§ Exercise objective:
Reproduce the listing below word for word, keeping every line and character unchanged.

* * *

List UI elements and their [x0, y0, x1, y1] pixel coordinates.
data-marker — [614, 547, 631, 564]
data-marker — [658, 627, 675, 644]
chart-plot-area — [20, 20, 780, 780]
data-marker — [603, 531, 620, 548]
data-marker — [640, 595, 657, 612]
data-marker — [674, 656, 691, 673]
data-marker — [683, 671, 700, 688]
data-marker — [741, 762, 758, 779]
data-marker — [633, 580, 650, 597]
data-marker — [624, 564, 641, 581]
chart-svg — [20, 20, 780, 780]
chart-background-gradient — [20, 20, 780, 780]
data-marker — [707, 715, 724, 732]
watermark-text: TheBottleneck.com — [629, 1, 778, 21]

* * *

§ Exercise result:
List UI elements and their [x0, y0, x1, y1] pixel coordinates.
data-marker — [614, 547, 631, 564]
data-marker — [658, 627, 675, 644]
chart-plot-area — [20, 20, 780, 780]
data-marker — [603, 531, 620, 548]
data-marker — [640, 595, 657, 612]
data-marker — [674, 656, 691, 673]
data-marker — [683, 671, 700, 688]
data-marker — [741, 762, 758, 779]
data-marker — [633, 580, 650, 597]
data-marker — [624, 564, 641, 581]
chart-svg — [20, 20, 780, 780]
chart-background-gradient — [20, 20, 780, 780]
data-marker — [707, 715, 724, 732]
watermark-text: TheBottleneck.com — [629, 1, 778, 21]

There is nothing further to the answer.